Exercise description: Show each line below that contains the string "text", matching case exactly.

-- Supplied material start --

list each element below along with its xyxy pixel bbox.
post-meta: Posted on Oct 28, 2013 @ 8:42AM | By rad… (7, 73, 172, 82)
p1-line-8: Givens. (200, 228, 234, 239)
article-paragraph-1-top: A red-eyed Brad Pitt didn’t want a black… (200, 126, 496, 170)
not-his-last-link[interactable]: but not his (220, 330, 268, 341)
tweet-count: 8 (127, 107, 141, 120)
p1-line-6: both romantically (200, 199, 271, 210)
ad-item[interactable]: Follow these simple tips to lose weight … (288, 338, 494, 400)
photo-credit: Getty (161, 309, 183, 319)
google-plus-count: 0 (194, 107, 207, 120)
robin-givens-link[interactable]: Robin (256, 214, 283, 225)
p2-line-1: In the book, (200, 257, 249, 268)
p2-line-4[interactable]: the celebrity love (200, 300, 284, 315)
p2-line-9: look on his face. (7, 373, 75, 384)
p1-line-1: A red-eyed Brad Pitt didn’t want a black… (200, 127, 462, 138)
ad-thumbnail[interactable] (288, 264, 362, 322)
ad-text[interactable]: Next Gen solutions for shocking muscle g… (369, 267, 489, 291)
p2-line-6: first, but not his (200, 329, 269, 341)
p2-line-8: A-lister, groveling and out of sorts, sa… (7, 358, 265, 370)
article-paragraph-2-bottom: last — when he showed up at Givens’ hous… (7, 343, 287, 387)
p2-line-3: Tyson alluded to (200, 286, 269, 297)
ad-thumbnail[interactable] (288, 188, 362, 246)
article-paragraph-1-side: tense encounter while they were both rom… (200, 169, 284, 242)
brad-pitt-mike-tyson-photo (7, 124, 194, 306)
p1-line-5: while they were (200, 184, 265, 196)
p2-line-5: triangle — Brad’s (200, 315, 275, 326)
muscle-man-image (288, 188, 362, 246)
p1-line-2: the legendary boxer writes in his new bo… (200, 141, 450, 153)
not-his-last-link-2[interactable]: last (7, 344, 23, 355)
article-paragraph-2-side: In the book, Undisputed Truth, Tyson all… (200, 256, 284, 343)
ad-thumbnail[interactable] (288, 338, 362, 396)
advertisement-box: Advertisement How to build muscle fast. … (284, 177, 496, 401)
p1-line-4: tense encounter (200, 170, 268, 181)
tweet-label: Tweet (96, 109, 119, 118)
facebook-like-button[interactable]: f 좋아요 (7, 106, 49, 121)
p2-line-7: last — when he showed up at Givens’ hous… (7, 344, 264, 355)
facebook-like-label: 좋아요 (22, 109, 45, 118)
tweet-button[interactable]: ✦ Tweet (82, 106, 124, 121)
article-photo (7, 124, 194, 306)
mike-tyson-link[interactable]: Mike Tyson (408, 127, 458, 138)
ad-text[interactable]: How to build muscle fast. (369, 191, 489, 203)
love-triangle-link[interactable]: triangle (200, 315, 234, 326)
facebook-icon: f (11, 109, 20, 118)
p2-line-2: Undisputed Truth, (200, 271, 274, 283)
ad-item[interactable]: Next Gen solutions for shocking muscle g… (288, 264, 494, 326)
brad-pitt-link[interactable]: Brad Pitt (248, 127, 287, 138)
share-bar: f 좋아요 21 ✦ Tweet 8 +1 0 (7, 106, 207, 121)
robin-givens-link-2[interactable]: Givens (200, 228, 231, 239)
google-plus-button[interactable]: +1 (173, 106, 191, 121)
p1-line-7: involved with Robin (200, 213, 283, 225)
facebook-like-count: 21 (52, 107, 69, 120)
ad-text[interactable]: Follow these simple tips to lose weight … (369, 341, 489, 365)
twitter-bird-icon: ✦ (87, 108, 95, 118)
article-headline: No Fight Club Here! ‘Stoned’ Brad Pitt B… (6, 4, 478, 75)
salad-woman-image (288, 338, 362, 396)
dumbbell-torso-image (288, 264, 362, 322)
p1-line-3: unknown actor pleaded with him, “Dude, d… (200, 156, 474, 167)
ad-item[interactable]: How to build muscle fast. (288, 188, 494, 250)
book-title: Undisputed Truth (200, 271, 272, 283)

-- Supplied material end --

In response:
ad-text[interactable]: Next Gen solutions for shocking muscle g… (369, 267, 489, 291)
ad-text[interactable]: How to build muscle fast. (369, 191, 489, 203)
ad-text[interactable]: Follow these simple tips to lose weight … (369, 341, 489, 365)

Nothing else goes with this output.